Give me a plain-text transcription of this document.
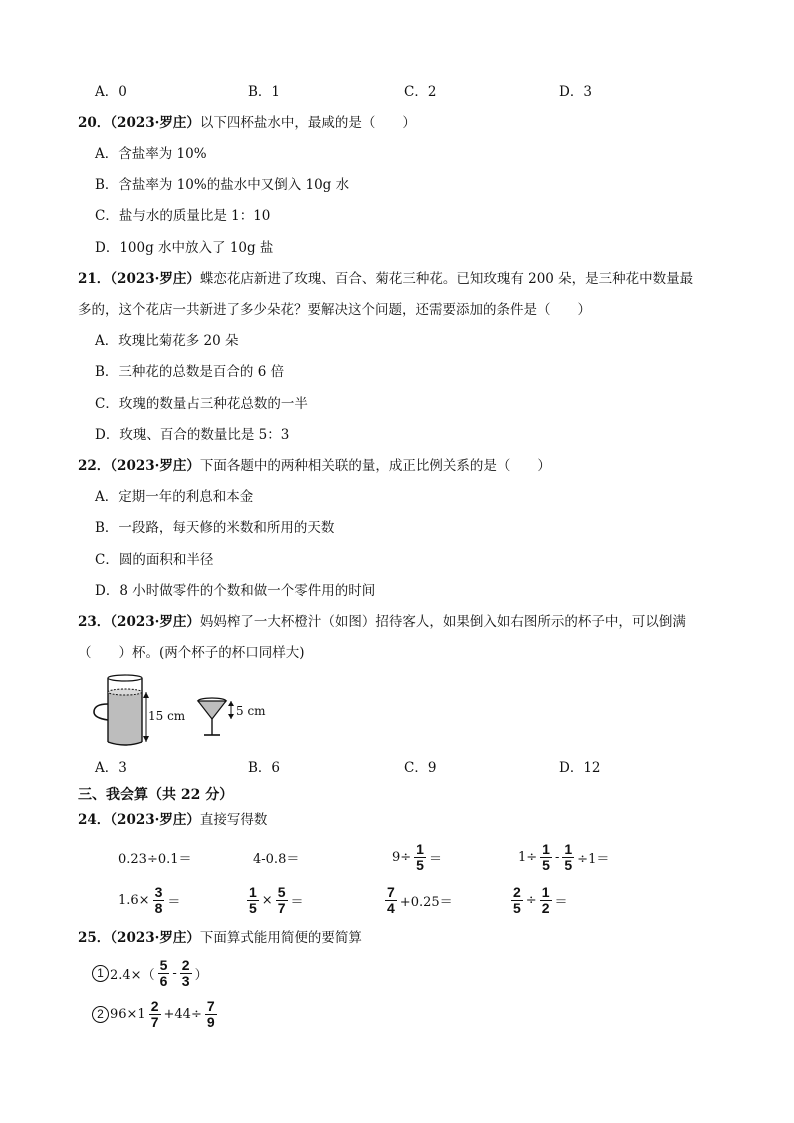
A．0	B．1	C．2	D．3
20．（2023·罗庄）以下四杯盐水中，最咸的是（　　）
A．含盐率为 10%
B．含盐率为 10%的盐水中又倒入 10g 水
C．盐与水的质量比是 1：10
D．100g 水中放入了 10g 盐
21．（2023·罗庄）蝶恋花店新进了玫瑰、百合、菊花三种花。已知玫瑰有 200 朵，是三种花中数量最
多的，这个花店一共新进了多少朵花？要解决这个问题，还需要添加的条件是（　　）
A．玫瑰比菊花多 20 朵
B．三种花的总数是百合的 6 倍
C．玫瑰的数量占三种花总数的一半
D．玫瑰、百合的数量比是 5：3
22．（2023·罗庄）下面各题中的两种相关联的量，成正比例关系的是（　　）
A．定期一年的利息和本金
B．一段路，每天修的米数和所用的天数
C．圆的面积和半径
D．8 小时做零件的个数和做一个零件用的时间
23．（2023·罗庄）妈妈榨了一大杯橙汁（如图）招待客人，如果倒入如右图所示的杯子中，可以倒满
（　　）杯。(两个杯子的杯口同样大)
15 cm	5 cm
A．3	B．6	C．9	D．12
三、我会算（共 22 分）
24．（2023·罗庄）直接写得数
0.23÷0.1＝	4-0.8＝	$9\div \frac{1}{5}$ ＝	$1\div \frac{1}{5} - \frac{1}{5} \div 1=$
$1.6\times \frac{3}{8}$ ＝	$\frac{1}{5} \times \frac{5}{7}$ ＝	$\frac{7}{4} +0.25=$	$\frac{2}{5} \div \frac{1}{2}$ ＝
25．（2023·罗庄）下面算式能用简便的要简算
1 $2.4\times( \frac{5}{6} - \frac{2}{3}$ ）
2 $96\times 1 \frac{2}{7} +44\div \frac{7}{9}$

AIM OF THE TASK: Output the full set of records above without changing a word, and drop the images.

FINAL RESULT:
Give me a plain-text transcription of this document.
A．0	B．1	C．2	D．3
20．（2023·罗庄）以下四杯盐水中，最咸的是（　　）
A．含盐率为 10%
B．含盐率为 10%的盐水中又倒入 10g 水
C．盐与水的质量比是 1：10
D．100g 水中放入了 10g 盐
21．（2023·罗庄）蝶恋花店新进了玫瑰、百合、菊花三种花。已知玫瑰有 200 朵，是三种花中数量最
多的，这个花店一共新进了多少朵花？要解决这个问题，还需要添加的条件是（　　）
A．玫瑰比菊花多 20 朵
B．三种花的总数是百合的 6 倍
C．玫瑰的数量占三种花总数的一半
D．玫瑰、百合的数量比是 5：3
22．（2023·罗庄）下面各题中的两种相关联的量，成正比例关系的是（　　）
A．定期一年的利息和本金
B．一段路，每天修的米数和所用的天数
C．圆的面积和半径
D．8 小时做零件的个数和做一个零件用的时间
23．（2023·罗庄）妈妈榨了一大杯橙汁（如图）招待客人，如果倒入如右图所示的杯子中，可以倒满
（　　）杯。(两个杯子的杯口同样大)
15 cm	5 cm
A．3	B．6	C．9	D．12
三、我会算（共 22 分）
24．（2023·罗庄）直接写得数
0.23÷0.1＝	4-0.8＝	$9\div \frac{1}{5}$ ＝	$1\div \frac{1}{5} - \frac{1}{5} \div 1=$
$1.6\times \frac{3}{8}$ ＝	$\frac{1}{5} \times \frac{5}{7}$ ＝	$\frac{7}{4} +0.25=$	$\frac{2}{5} \div \frac{1}{2}$ ＝
25．（2023·罗庄）下面算式能用简便的要简算
1 $2.4\times( \frac{5}{6} - \frac{2}{3}$ ）
2 $96\times 1 \frac{2}{7} +44\div \frac{7}{9}$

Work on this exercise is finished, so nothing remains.